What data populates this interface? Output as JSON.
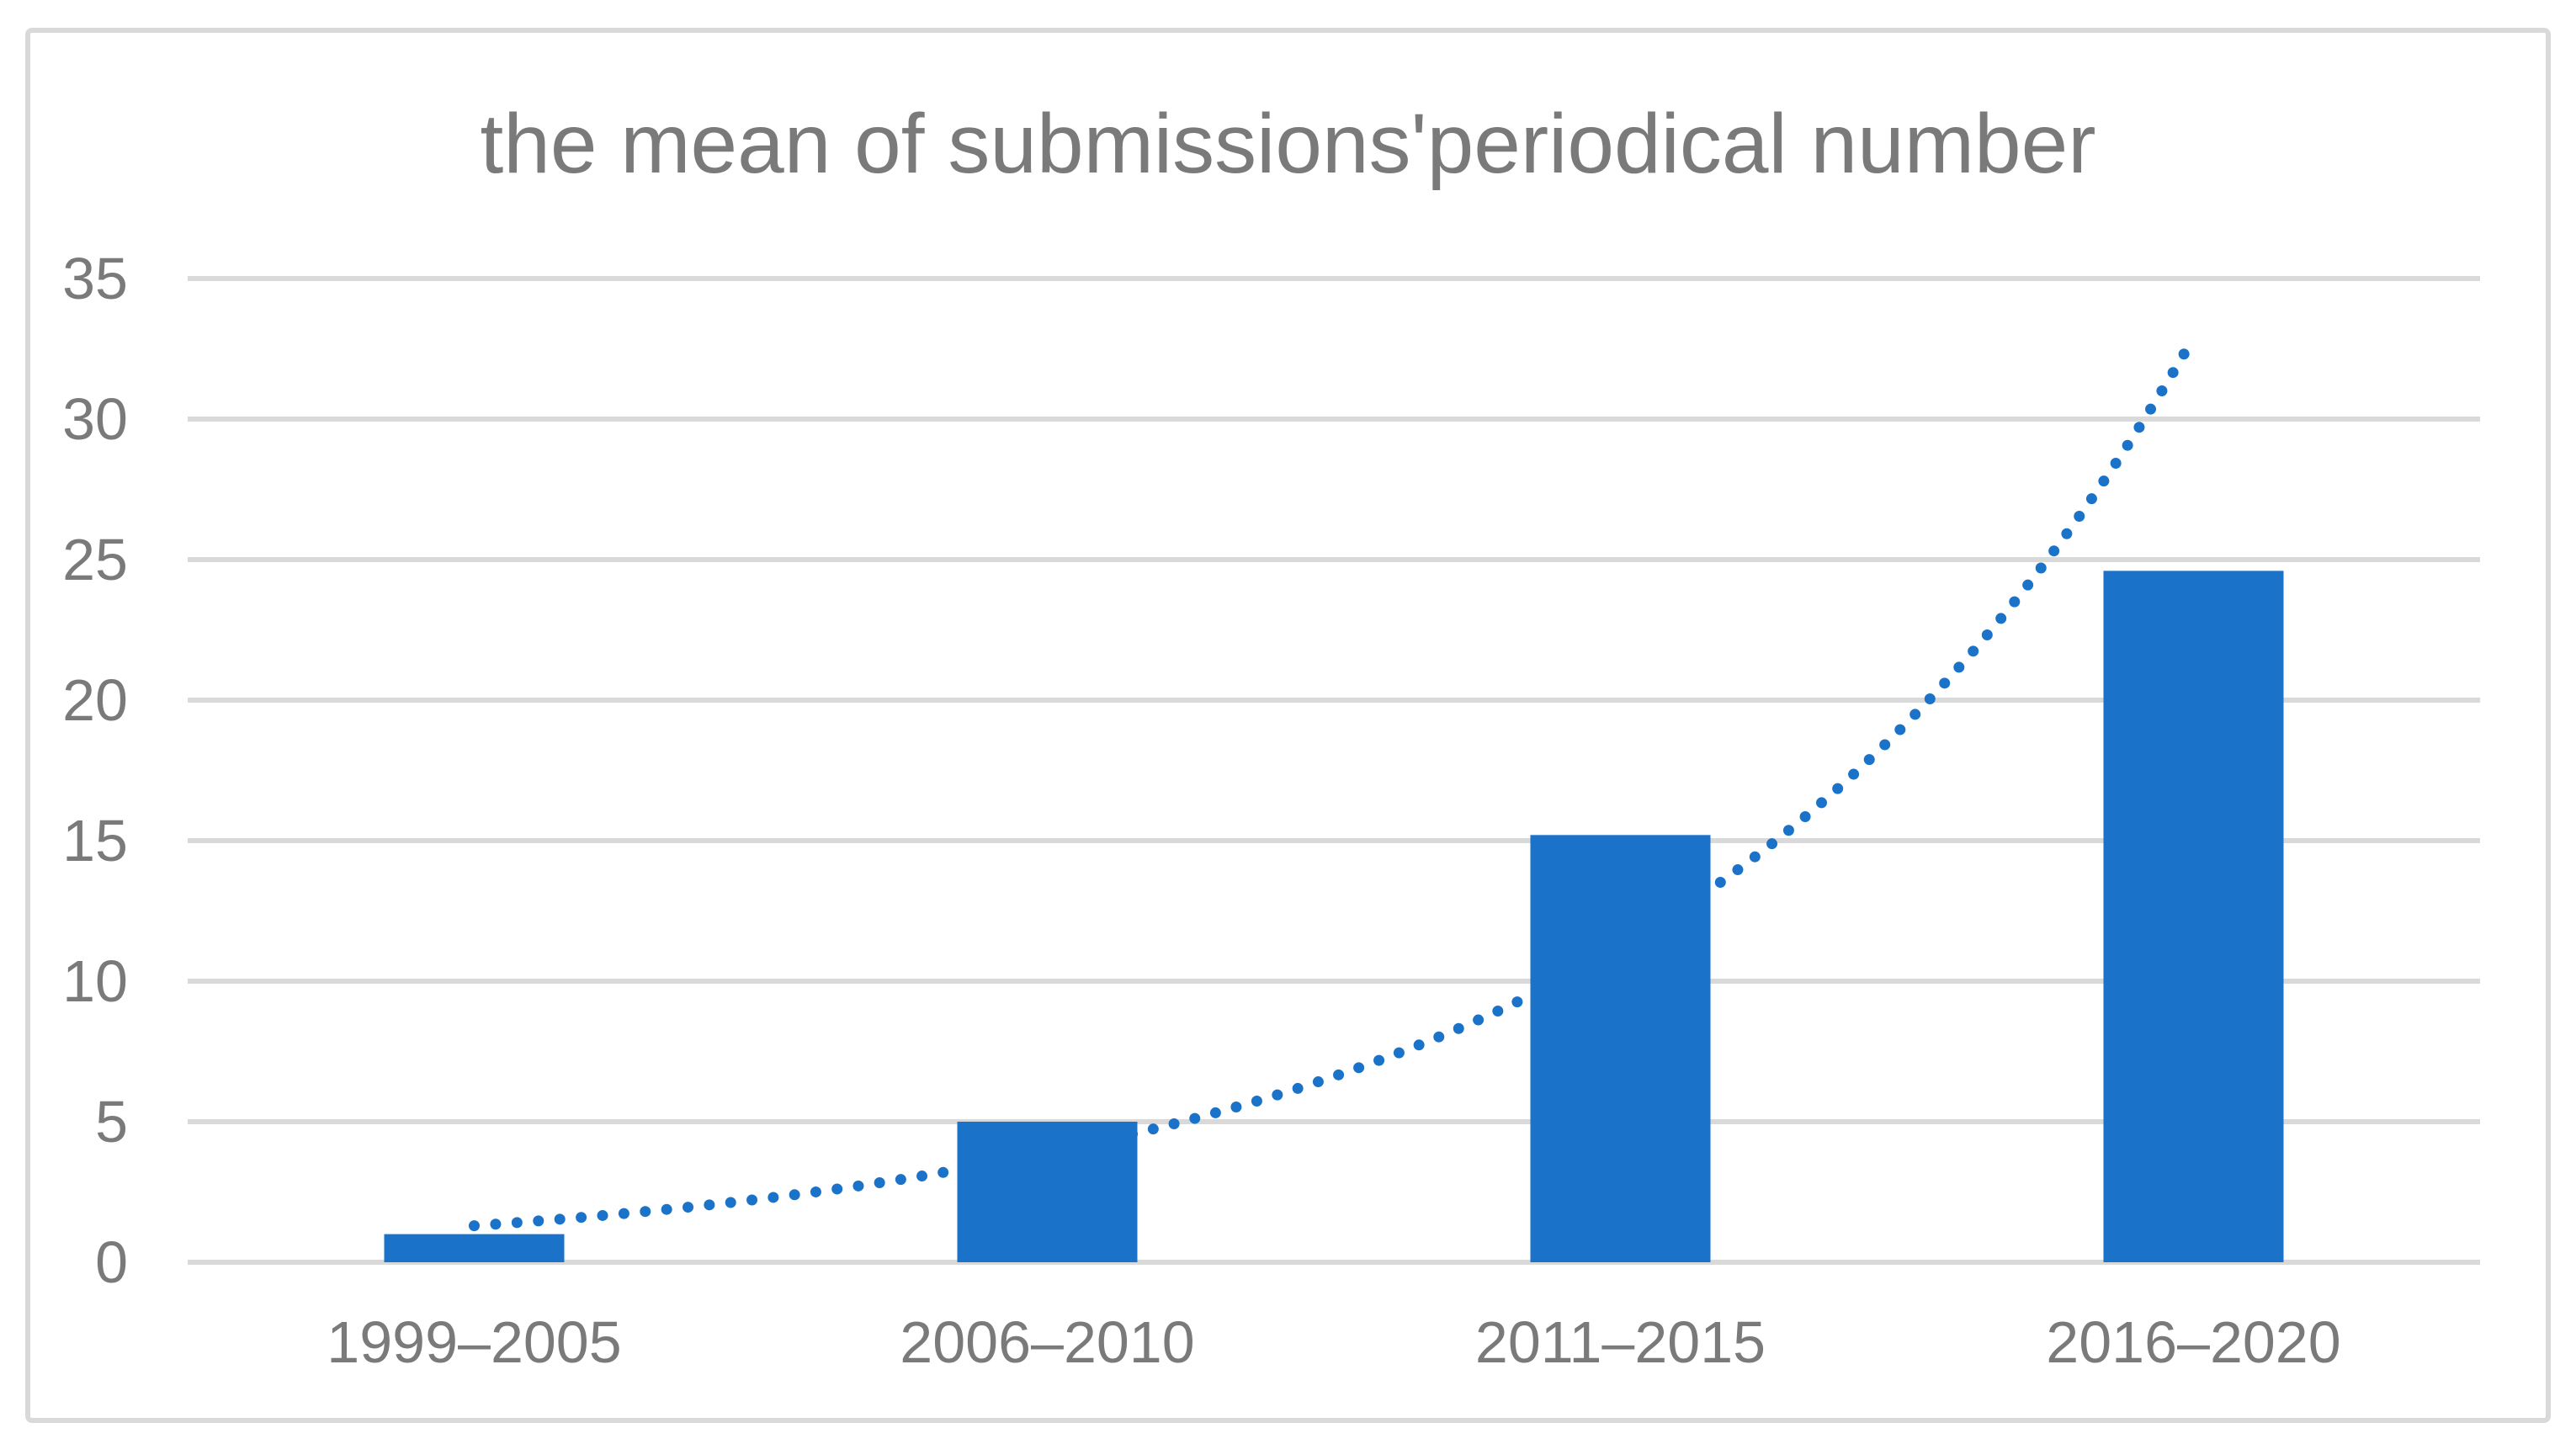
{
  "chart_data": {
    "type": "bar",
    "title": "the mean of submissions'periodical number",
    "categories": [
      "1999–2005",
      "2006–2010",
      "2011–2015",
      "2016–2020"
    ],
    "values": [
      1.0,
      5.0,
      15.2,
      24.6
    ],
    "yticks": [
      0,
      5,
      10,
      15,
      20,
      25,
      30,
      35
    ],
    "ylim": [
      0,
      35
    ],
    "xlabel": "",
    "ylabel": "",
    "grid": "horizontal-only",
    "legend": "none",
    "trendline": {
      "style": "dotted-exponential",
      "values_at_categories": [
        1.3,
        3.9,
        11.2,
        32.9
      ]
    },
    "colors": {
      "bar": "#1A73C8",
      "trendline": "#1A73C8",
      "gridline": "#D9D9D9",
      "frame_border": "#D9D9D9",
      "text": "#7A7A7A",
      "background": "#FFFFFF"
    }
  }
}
■ ■ ■ ■
▸ **INSTRUCTIONS FOR THE TASK**:
Extract the text of all the records above verbatim, excluding pictures.

▸ **COMPLETE ANSWER**:
What data populates this interface? Output as JSON.
{
  "chart_data": {
    "type": "bar",
    "title": "the mean of submissions'periodical number",
    "categories": [
      "1999–2005",
      "2006–2010",
      "2011–2015",
      "2016–2020"
    ],
    "values": [
      1.0,
      5.0,
      15.2,
      24.6
    ],
    "yticks": [
      0,
      5,
      10,
      15,
      20,
      25,
      30,
      35
    ],
    "ylim": [
      0,
      35
    ],
    "xlabel": "",
    "ylabel": "",
    "grid": "horizontal-only",
    "legend": "none",
    "trendline": {
      "style": "dotted-exponential",
      "values_at_categories": [
        1.3,
        3.9,
        11.2,
        32.9
      ]
    },
    "colors": {
      "bar": "#1A73C8",
      "trendline": "#1A73C8",
      "gridline": "#D9D9D9",
      "frame_border": "#D9D9D9",
      "text": "#7A7A7A",
      "background": "#FFFFFF"
    }
  }
}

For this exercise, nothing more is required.